Stored items:
-- START --
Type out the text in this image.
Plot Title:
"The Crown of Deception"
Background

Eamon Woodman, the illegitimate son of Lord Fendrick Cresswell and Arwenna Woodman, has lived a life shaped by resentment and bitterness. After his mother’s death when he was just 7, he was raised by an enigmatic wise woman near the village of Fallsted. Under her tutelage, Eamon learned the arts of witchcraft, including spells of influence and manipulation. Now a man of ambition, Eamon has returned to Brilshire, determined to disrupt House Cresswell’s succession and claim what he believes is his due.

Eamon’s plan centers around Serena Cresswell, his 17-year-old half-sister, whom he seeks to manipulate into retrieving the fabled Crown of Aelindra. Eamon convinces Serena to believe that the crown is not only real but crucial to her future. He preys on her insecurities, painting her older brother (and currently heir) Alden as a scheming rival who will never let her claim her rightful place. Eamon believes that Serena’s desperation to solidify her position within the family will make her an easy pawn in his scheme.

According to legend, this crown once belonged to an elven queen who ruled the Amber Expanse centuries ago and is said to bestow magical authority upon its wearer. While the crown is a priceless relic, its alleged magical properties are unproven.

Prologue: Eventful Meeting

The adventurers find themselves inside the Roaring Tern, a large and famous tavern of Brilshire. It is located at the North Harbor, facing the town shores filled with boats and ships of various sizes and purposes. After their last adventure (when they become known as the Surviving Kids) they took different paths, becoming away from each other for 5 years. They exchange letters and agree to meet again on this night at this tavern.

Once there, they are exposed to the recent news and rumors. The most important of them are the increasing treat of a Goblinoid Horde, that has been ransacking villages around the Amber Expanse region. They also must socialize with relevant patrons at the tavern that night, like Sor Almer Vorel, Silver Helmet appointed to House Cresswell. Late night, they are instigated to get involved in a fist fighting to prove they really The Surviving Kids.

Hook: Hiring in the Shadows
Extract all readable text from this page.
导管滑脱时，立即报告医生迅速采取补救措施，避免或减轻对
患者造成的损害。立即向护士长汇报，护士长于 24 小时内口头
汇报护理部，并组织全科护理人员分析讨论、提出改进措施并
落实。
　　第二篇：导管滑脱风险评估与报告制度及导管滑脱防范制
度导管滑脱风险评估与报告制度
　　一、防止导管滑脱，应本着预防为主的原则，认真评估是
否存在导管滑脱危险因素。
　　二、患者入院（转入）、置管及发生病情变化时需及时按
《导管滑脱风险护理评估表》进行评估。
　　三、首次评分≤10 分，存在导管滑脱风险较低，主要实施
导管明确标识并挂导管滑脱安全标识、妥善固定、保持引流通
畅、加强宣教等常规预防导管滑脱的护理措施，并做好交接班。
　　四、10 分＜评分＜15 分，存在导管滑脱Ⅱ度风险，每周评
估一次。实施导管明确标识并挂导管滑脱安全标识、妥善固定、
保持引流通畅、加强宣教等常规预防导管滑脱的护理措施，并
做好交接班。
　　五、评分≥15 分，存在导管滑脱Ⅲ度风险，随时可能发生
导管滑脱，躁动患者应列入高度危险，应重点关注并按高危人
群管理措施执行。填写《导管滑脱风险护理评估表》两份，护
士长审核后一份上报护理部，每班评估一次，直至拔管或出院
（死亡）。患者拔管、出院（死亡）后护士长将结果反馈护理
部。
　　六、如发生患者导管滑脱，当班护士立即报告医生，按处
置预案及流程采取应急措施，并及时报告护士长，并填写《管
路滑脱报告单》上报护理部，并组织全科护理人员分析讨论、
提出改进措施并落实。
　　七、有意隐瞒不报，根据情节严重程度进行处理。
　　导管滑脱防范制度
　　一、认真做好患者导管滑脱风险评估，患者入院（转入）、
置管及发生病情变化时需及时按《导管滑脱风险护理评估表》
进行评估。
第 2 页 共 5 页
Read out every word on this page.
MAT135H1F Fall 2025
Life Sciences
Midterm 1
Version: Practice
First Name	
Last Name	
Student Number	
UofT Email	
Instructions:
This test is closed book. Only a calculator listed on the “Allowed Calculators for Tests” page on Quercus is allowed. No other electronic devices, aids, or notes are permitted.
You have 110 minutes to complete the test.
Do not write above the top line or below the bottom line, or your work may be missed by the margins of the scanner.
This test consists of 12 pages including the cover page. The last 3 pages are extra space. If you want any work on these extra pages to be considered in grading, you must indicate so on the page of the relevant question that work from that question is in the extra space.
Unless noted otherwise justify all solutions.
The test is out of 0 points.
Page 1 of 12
-- END --
■ **Written instruction**
In the records above, find the lines containing "claim" and copy them.

■ **The answer**
Eamon Woodman, the illegitimate son of Lord Fendrick Cresswell and Arwenna Woodman, has lived a life shaped by resentment and bitterness. After his mother’s death when he was just 7, he was raised by an enigmatic wise woman near the village of Fallsted. Under her tutelage, Eamon learned the arts of witchcraft, including spells of influence and manipulation. Now a man of ambition, Eamon has returned to Brilshire, determined to disrupt House Cresswell’s succession and claim what he believes is his due.
Eamon’s plan centers around Serena Cresswell, his 17-year-old half-sister, whom he seeks to manipulate into retrieving the fabled Crown of Aelindra. Eamon convinces Serena to believe that the crown is not only real but crucial to her future. He preys on her insecurities, painting her older brother (and currently heir) Alden as a scheming rival who will never let her claim her rightful place. Eamon believes that Serena’s desperation to solidify her position within the family will make her an easy pawn in his scheme.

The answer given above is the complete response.